Task description
Exactly as written, please set down all of the entries again, with no pictures.

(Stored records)
==================================================

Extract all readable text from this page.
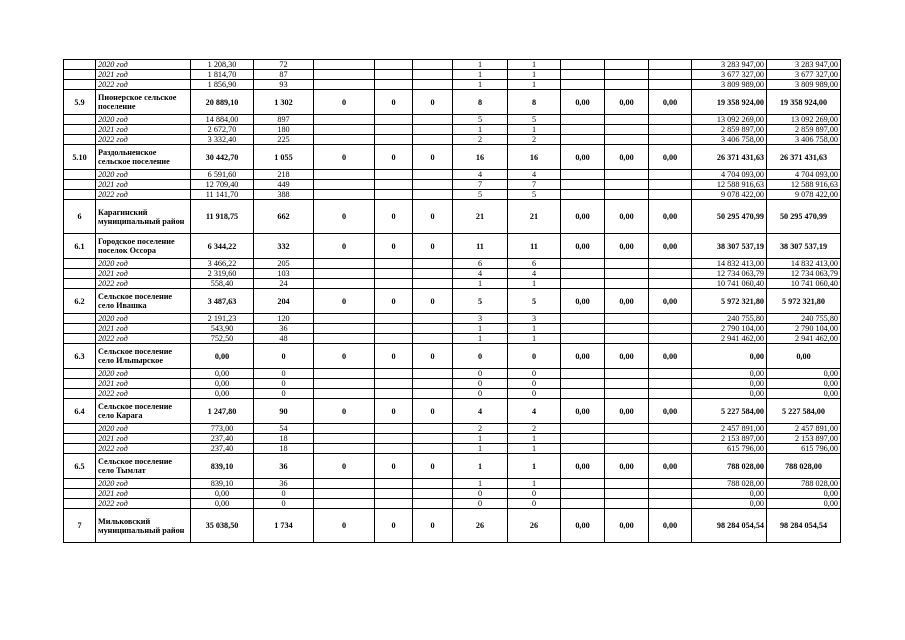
	2020 год	1 208,30	72				1	1				3 283 947,00	3 283 947,00
	2021 год	1 814,70	87				1	1				3 677 327,00	3 677 327,00
	2022 год	1 856,90	93				1	1				3 809 989,00	3 809 989,00
5.9	Пионерское сельское поселение	20 889,10	1 302	0	0	0	8	8	0,00	0,00	0,00	19 358 924,00	19 358 924,00
	2020 год	14 884,00	897				5	5				13 092 269,00	13 092 269,00
	2021 год	2 672,70	180				1	1				2 859 897,00	2 859 897,00
	2022 год	3 332,40	225				2	2				3 406 758,00	3 406 758,00
5.10	Раздольненское сельское поселение	30 442,70	1 055	0	0	0	16	16	0,00	0,00	0,00	26 371 431,63	26 371 431,63
	2020 год	6 591,60	218				4	4				4 704 093,00	4 704 093,00
	2021 год	12 709,40	449				7	7				12 588 916,63	12 588 916,63
	2022 год	11 141,70	388				5	5				9 078 422,00	9 078 422,00
6	Карагинский муниципальный район	11 918,75	662	0	0	0	21	21	0,00	0,00	0,00	50 295 470,99	50 295 470,99
6.1	Городское поселение поселок Оссора	6 344,22	332	0	0	0	11	11	0,00	0,00	0,00	38 307 537,19	38 307 537,19
	2020 год	3 466,22	205				6	6				14 832 413,00	14 832 413,00
	2021 год	2 319,60	103				4	4				12 734 063,79	12 734 063,79
	2022 год	558,40	24				1	1				10 741 060,40	10 741 060,40
6.2	Сельское поселение село Ивашка	3 487,63	204	0	0	0	5	5	0,00	0,00	0,00	5 972 321,80	5 972 321,80
	2020 год	2 191,23	120				3	3				240 755,80	240 755,80
	2021 год	543,90	36				1	1				2 790 104,00	2 790 104,00
	2022 год	752,50	48				1	1				2 941 462,00	2 941 462,00
6.3	Сельское поселение село Ильпырское	0,00	0	0	0	0	0	0	0,00	0,00	0,00	0,00	0,00
	2020 год	0,00	0				0	0				0,00	0,00
	2021 год	0,00	0				0	0				0,00	0,00
	2022 год	0,00	0				0	0				0,00	0,00
6.4	Сельское поселение село Карага	1 247,80	90	0	0	0	4	4	0,00	0,00	0,00	5 227 584,00	5 227 584,00
	2020 год	773,00	54				2	2				2 457 891,00	2 457 891,00
	2021 год	237,40	18				1	1				2 153 897,00	2 153 897,00
	2022 год	237,40	18				1	1				615 796,00	615 796,00
6.5	Сельское поселение село Тымлат	839,10	36	0	0	0	1	1	0,00	0,00	0,00	788 028,00	788 028,00
	2020 год	839,10	36				1	1				788 028,00	788 028,00
	2021 год	0,00	0				0	0				0,00	0,00
	2022 год	0,00	0				0	0				0,00	0,00
7	Мильковский муниципальный район	35 038,50	1 734	0	0	0	26	26	0,00	0,00	0,00	98 284 054,54	98 284 054,54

==================================================

Right answer
Extract all readable text from this page.
	2020 год	1 208,30	72				1	1				3 283 947,00	3 283 947,00
	2021 год	1 814,70	87				1	1				3 677 327,00	3 677 327,00
	2022 год	1 856,90	93				1	1				3 809 989,00	3 809 989,00
5.9	Пионерское сельское поселение	20 889,10	1 302	0	0	0	8	8	0,00	0,00	0,00	19 358 924,00	19 358 924,00
	2020 год	14 884,00	897				5	5				13 092 269,00	13 092 269,00
	2021 год	2 672,70	180				1	1				2 859 897,00	2 859 897,00
	2022 год	3 332,40	225				2	2				3 406 758,00	3 406 758,00
5.10	Раздольненское сельское поселение	30 442,70	1 055	0	0	0	16	16	0,00	0,00	0,00	26 371 431,63	26 371 431,63
	2020 год	6 591,60	218				4	4				4 704 093,00	4 704 093,00
	2021 год	12 709,40	449				7	7				12 588 916,63	12 588 916,63
	2022 год	11 141,70	388				5	5				9 078 422,00	9 078 422,00
6	Карагинский муниципальный район	11 918,75	662	0	0	0	21	21	0,00	0,00	0,00	50 295 470,99	50 295 470,99
6.1	Городское поселение поселок Оссора	6 344,22	332	0	0	0	11	11	0,00	0,00	0,00	38 307 537,19	38 307 537,19
	2020 год	3 466,22	205				6	6				14 832 413,00	14 832 413,00
	2021 год	2 319,60	103				4	4				12 734 063,79	12 734 063,79
	2022 год	558,40	24				1	1				10 741 060,40	10 741 060,40
6.2	Сельское поселение село Ивашка	3 487,63	204	0	0	0	5	5	0,00	0,00	0,00	5 972 321,80	5 972 321,80
	2020 год	2 191,23	120				3	3				240 755,80	240 755,80
	2021 год	543,90	36				1	1				2 790 104,00	2 790 104,00
	2022 год	752,50	48				1	1				2 941 462,00	2 941 462,00
6.3	Сельское поселение село Ильпырское	0,00	0	0	0	0	0	0	0,00	0,00	0,00	0,00	0,00
	2020 год	0,00	0				0	0				0,00	0,00
	2021 год	0,00	0				0	0				0,00	0,00
	2022 год	0,00	0				0	0				0,00	0,00
6.4	Сельское поселение село Карага	1 247,80	90	0	0	0	4	4	0,00	0,00	0,00	5 227 584,00	5 227 584,00
	2020 год	773,00	54				2	2				2 457 891,00	2 457 891,00
	2021 год	237,40	18				1	1				2 153 897,00	2 153 897,00
	2022 год	237,40	18				1	1				615 796,00	615 796,00
6.5	Сельское поселение село Тымлат	839,10	36	0	0	0	1	1	0,00	0,00	0,00	788 028,00	788 028,00
	2020 год	839,10	36				1	1				788 028,00	788 028,00
	2021 год	0,00	0				0	0				0,00	0,00
	2022 год	0,00	0				0	0				0,00	0,00
7	Мильковский муниципальный район	35 038,50	1 734	0	0	0	26	26	0,00	0,00	0,00	98 284 054,54	98 284 054,54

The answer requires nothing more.